**Stated problem**. Each entry should be quoted word for word, including every mark of punctuation.

**Data shown**.
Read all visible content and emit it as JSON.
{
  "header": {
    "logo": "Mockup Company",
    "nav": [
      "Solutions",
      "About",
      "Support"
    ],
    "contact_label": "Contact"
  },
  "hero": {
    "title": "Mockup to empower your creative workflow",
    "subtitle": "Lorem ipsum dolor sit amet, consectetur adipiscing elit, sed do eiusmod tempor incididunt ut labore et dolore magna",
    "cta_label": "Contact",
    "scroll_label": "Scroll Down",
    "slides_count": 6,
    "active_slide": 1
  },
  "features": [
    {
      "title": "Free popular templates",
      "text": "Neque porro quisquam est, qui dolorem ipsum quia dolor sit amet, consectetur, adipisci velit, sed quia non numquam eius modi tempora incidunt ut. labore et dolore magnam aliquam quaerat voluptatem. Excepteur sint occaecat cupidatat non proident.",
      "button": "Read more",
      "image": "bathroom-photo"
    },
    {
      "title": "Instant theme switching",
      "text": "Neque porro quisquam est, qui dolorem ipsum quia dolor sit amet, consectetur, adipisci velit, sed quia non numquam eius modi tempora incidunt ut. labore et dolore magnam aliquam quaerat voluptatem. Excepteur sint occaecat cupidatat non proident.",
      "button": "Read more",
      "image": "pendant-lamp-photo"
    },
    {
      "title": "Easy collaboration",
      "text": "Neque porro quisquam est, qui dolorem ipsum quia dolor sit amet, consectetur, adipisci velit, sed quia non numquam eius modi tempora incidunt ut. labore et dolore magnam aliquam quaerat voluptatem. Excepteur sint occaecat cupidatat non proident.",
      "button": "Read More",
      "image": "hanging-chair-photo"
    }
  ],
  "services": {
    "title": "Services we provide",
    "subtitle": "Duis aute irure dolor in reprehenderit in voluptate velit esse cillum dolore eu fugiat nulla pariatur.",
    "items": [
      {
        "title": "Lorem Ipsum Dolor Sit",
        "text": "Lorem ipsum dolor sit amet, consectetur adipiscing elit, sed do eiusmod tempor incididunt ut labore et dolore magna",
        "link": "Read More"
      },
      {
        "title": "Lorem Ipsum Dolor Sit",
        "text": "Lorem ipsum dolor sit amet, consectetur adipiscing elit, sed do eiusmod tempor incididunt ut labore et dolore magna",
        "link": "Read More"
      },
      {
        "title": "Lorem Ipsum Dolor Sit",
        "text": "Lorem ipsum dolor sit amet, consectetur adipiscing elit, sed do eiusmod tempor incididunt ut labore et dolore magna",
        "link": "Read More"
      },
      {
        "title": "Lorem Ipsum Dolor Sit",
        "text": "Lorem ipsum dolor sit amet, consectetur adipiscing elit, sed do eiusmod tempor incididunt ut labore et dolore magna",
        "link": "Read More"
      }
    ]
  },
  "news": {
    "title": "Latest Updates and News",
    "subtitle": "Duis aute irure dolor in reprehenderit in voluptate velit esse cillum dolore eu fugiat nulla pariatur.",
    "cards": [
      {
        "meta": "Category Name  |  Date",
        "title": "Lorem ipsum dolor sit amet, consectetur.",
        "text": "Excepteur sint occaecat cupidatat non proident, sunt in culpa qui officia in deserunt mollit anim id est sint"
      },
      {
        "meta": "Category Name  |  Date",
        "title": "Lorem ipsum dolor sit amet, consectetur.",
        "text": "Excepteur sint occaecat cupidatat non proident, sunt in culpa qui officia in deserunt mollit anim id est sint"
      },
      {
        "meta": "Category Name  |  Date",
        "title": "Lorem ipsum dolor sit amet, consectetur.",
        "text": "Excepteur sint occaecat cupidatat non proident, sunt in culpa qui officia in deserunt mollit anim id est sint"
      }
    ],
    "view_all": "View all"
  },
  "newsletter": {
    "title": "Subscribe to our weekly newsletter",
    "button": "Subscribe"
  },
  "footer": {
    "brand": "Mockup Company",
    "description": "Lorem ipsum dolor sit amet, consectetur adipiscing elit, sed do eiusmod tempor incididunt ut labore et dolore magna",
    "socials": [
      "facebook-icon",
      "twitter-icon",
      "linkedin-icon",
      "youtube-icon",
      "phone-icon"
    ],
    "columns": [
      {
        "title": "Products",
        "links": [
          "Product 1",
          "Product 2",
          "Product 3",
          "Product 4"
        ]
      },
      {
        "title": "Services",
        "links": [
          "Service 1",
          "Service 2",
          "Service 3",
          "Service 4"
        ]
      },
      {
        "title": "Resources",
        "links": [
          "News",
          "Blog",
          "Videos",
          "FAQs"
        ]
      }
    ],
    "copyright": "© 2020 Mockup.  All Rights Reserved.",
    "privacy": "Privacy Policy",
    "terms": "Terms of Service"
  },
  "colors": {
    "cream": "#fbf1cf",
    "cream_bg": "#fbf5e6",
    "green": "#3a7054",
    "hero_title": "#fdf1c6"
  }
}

**Correct response**.
Read all visible content and emit it as JSON.
{
  "header": {
    "logo": "Mockup Company",
    "nav": [
      "Solutions",
      "About",
      "Support"
    ],
    "contact_label": "Contact"
  },
  "hero": {
    "title": "Mockup to empower your creative workflow",
    "subtitle": "Lorem ipsum dolor sit amet, consectetur adipiscing elit, sed do eiusmod tempor incididunt ut labore et dolore magna",
    "cta_label": "Contact",
    "scroll_label": "Scroll Down",
    "slides_count": 6,
    "active_slide": 1
  },
  "features": [
    {
      "title": "Free popular templates",
      "text": "Neque porro quisquam est, qui dolorem ipsum quia dolor sit amet, consectetur, adipisci velit, sed quia non numquam eius modi tempora incidunt ut. labore et dolore magnam aliquam quaerat voluptatem. Excepteur sint occaecat cupidatat non proident.",
      "button": "Read more",
      "image": "bathroom-photo"
    },
    {
      "title": "Instant theme switching",
      "text": "Neque porro quisquam est, qui dolorem ipsum quia dolor sit amet, consectetur, adipisci velit, sed quia non numquam eius modi tempora incidunt ut. labore et dolore magnam aliquam quaerat voluptatem. Excepteur sint occaecat cupidatat non proident.",
      "button": "Read more",
      "image": "pendant-lamp-photo"
    },
    {
      "title": "Easy collaboration",
      "text": "Neque porro quisquam est, qui dolorem ipsum quia dolor sit amet, consectetur, adipisci velit, sed quia non numquam eius modi tempora incidunt ut. labore et dolore magnam aliquam quaerat voluptatem. Excepteur sint occaecat cupidatat non proident.",
      "button": "Read More",
      "image": "hanging-chair-photo"
    }
  ],
  "services": {
    "title": "Services we provide",
    "subtitle": "Duis aute irure dolor in reprehenderit in voluptate velit esse cillum dolore eu fugiat nulla pariatur.",
    "items": [
      {
        "title": "Lorem Ipsum Dolor Sit",
        "text": "Lorem ipsum dolor sit amet, consectetur adipiscing elit, sed do eiusmod tempor incididunt ut labore et dolore magna",
        "link": "Read More"
      },
      {
        "title": "Lorem Ipsum Dolor Sit",
        "text": "Lorem ipsum dolor sit amet, consectetur adipiscing elit, sed do eiusmod tempor incididunt ut labore et dolore magna",
        "link": "Read More"
      },
      {
        "title": "Lorem Ipsum Dolor Sit",
        "text": "Lorem ipsum dolor sit amet, consectetur adipiscing elit, sed do eiusmod tempor incididunt ut labore et dolore magna",
        "link": "Read More"
      },
      {
        "title": "Lorem Ipsum Dolor Sit",
        "text": "Lorem ipsum dolor sit amet, consectetur adipiscing elit, sed do eiusmod tempor incididunt ut labore et dolore magna",
        "link": "Read More"
      }
    ]
  },
  "news": {
    "title": "Latest Updates and News",
    "subtitle": "Duis aute irure dolor in reprehenderit in voluptate velit esse cillum dolore eu fugiat nulla pariatur.",
    "cards": [
      {
        "meta": "Category Name  |  Date",
        "title": "Lorem ipsum dolor sit amet, consectetur.",
        "text": "Excepteur sint occaecat cupidatat non proident, sunt in culpa qui officia in deserunt mollit anim id est sint"
      },
      {
        "meta": "Category Name  |  Date",
        "title": "Lorem ipsum dolor sit amet, consectetur.",
        "text": "Excepteur sint occaecat cupidatat non proident, sunt in culpa qui officia in deserunt mollit anim id est sint"
      },
      {
        "meta": "Category Name  |  Date",
        "title": "Lorem ipsum dolor sit amet, consectetur.",
        "text": "Excepteur sint occaecat cupidatat non proident, sunt in culpa qui officia in deserunt mollit anim id est sint"
      }
    ],
    "view_all": "View all"
  },
  "newsletter": {
    "title": "Subscribe to our weekly newsletter",
    "button": "Subscribe"
  },
  "footer": {
    "brand": "Mockup Company",
    "description": "Lorem ipsum dolor sit amet, consectetur adipiscing elit, sed do eiusmod tempor incididunt ut labore et dolore magna",
    "socials": [
      "facebook-icon",
      "twitter-icon",
      "linkedin-icon",
      "youtube-icon",
      "phone-icon"
    ],
    "columns": [
      {
        "title": "Products",
        "links": [
          "Product 1",
          "Product 2",
          "Product 3",
          "Product 4"
        ]
      },
      {
        "title": "Services",
        "links": [
          "Service 1",
          "Service 2",
          "Service 3",
          "Service 4"
        ]
      },
      {
        "title": "Resources",
        "links": [
          "News",
          "Blog",
          "Videos",
          "FAQs"
        ]
      }
    ],
    "copyright": "© 2020 Mockup.  All Rights Reserved.",
    "privacy": "Privacy Policy",
    "terms": "Terms of Service"
  },
  "colors": {
    "cream": "#fbf1cf",
    "cream_bg": "#fbf5e6",
    "green": "#3a7054",
    "hero_title": "#fdf1c6"
  }
}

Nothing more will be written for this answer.